**ATIVIDADES PROPOSTAS:**
- A) Reproduza o trecho do texto sobre terceirização que começa nas palavras "Palavras-chave: Terceirização. Empresas" e termina logo após "nas empresas estatais.".
- B) Indique se cada afirmação está de acordo com o texto sobre terceirização. Responda sim ou não e cite as palavras do texto que decidem a questão.
(i) A terceirização surge no Brasil por volta dos anos 50.
(ii) No novo modelo, a relação de trabalho continua a envolver apenas o trabalhador e o empregador.
(iii) O terceiro para quem os trabalhadores desenvolvem seu trabalho é chamado de tomador de serviços.
- C) Dê prosseguimento ao texto sobre terceirização a partir da última frase apresentada.

**TRECHO DO TEXTO:**
++++++++++++++++++++
Palavras-chave: Terceirização. Empresas estatais. Relação de emprego. Norma regulamentadora.

1 INTRODUÇÃO                                                                                  

Este trabalho visa esclarecer alguns pontos importantes acerca da terceirização na Administração Pública Indireta, realizando uma análise sobre o projeto de lei nº 4330/04. Contudo, se faz necessário entendermos o surgimento desse processo no Brasil e sua interferência nas relações trabalhistas. Antes de adentrarmos mais especificamente na análise da terceirização nas empresas estatais.

A terceirização aparece no Brasil por volta dos anos 50 como uma espécie de alternativa para as relações trabalhistas, realizando novos modelos de contrato de trabalho, não mais só uma relação entre o trabalhador e o empregador, mas uma relação, agora, trilateral, em que não só possuem duas figuras, mas vários indivíduos, como, também, outras formas de relações trabalhistas. Nesta nova forma, a figura do empregador transforma-se em um prestador de serviços, que contrata os trabalhadores, onde os mesmos estão ligados diretamente a esse prestador de serviços; no entanto, desenvolvem seu trabalho para um terceiro, denominado de tomador de serviços.
++++++++++++++++++++
**DADOS FORNECIDOS:**
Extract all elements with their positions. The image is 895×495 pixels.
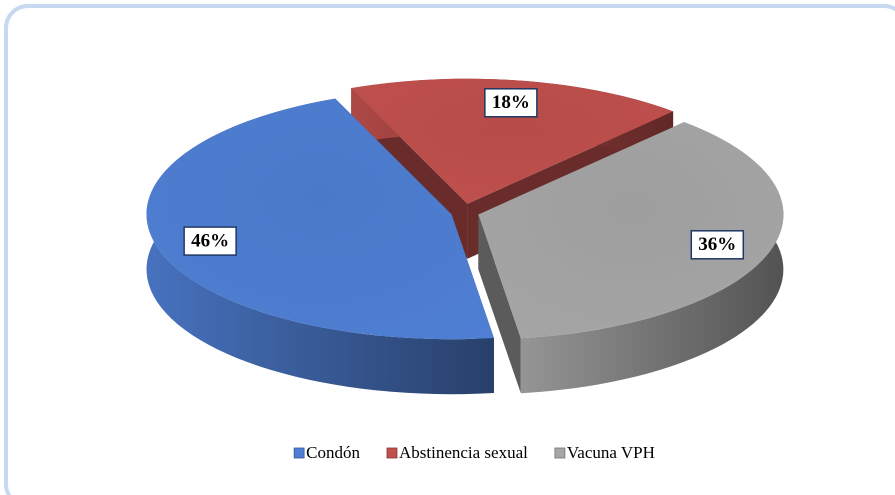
legend-swatch — [554, 447, 566, 459]
legend-label: Abstinencia sexual — [399, 443, 528, 462]
legend-swatch — [293, 447, 305, 459]
slice — [478, 122, 784, 394]
value-label: 46% — [191, 230, 229, 251]
legend-label: Condón — [306, 443, 360, 462]
slice-side — [478, 214, 521, 394]
slice-top — [146, 98, 494, 340]
value-label: 36% — [698, 234, 736, 255]
pie: 46% 18% 36% — [146, 78, 784, 395]
value-label: 18% — [492, 92, 530, 113]
value-label-box — [690, 230, 745, 260]
value-label-box — [484, 88, 538, 118]
legend: Condón Abstinencia sexual Vacuna VPH — [293, 443, 655, 462]
value-label-box — [183, 226, 237, 256]
legend-label: Vacuna VPH — [567, 443, 655, 462]
slice-top — [478, 122, 784, 339]
legend-swatch — [386, 447, 398, 459]
slice-top — [351, 78, 674, 204]
slice — [146, 98, 494, 395]
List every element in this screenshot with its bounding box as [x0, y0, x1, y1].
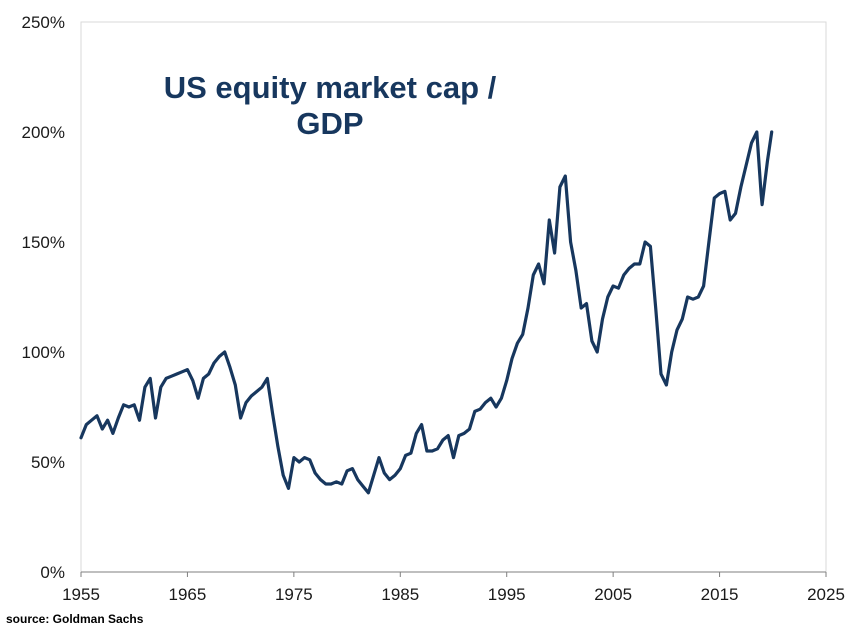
x-axis-ticks: 1955 1965 1975 1985 1995 2005 2015 2025	[62, 572, 845, 604]
x-tick-label: 1965	[169, 585, 207, 604]
x-tick-label: 1975	[275, 585, 313, 604]
x-tick-label: 2025	[807, 585, 845, 604]
chart-title: US equity market cap / GDP	[95, 70, 565, 142]
x-tick-label: 1985	[381, 585, 419, 604]
y-tick-label: 200%	[22, 123, 65, 142]
x-tick-label: 1955	[62, 585, 100, 604]
y-tick-label: 0%	[40, 563, 65, 582]
y-tick-label: 100%	[22, 343, 65, 362]
series-group	[79, 130, 774, 495]
y-axis-ticks: 0% 50% 100% 150% 200% 250%	[22, 13, 65, 582]
y-tick-label: 150%	[22, 233, 65, 252]
x-tick-label: 1995	[488, 585, 526, 604]
chart-title-line-2: GDP	[296, 106, 364, 141]
series-line	[79, 130, 774, 495]
y-tick-label: 250%	[22, 13, 65, 32]
x-tick-label: 2015	[701, 585, 739, 604]
chart-title-line-1: US equity market cap /	[163, 70, 497, 105]
y-tick-label: 50%	[31, 453, 65, 472]
x-tick-label: 2005	[594, 585, 632, 604]
source-note: source: Goldman Sachs	[6, 612, 144, 626]
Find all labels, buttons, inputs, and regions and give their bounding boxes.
++++++++++++++++++++
**RESPOSTAS DAS ATIVIDADES:**
- A)
Palavras-chave: Terceirização. Empresas estatais. Relação de emprego. Norma regulamentadora.

1 INTRODUÇÃO                                                                                  

Este trabalho visa esclarecer alguns pontos importantes acerca da terceirização na Administração Pública Indireta, realizando uma análise sobre o projeto de lei nº 4330/04. Contudo, se faz necessário entendermos o surgimento desse processo no Brasil e sua interferência nas relações trabalhistas. Antes de adentrarmos mais especificamente na análise da terceirização nas empresas estatais.

- B)
(i) Sim: "A terceirização aparece no Brasil por volta dos anos 50".
(ii) Não: "não mais só uma relação entre o trabalhador e o empregador, mas uma relação, agora, trilateral".
(iii) Sim: "desenvolvem seu trabalho para um terceiro, denominado de tomador de serviços".

- C)
Há uma distinção, também, nessa relação contratual que é instituída entre as partes envolvidas, pelo que em relação ao trabalhador e a empresa prestadora de serviços temos um contrato trabalhista, ou seja, um contrato de vínculo empregatício. Já entre a prestadora de serviços e a entidade tomadora temos uma relação de um negócio jurídico estabelecido pelas regras do direito civil.

Este novo modelo, também, passou a ser aplicado pela Administração Pública, e mais especificamente pelas empresas estatais que, diante das suas especificidades, possuem um tratamento diferenciado, pois se regem por normas do direito público e pelas normas do direito privado. Neste ponto reside o tema central deste trabalho, no qual se verificará as implicações que tal lei poderá proporcionar a Administração Pública Indireta; pelo que o projeto dessa lei permite a contratação de terceirizadas em todas as atividades da empresa, desde atividade-meio até a atividade-fim, sendo que atualmente só é permitido pela súmula nº331 do Superior Tribunal do Trabalho a contratação de terceirizada em atividades-meio da empresa. Colocando em questão o instituto do concurso público que é uma norma estabelecida pela Constituição Federal.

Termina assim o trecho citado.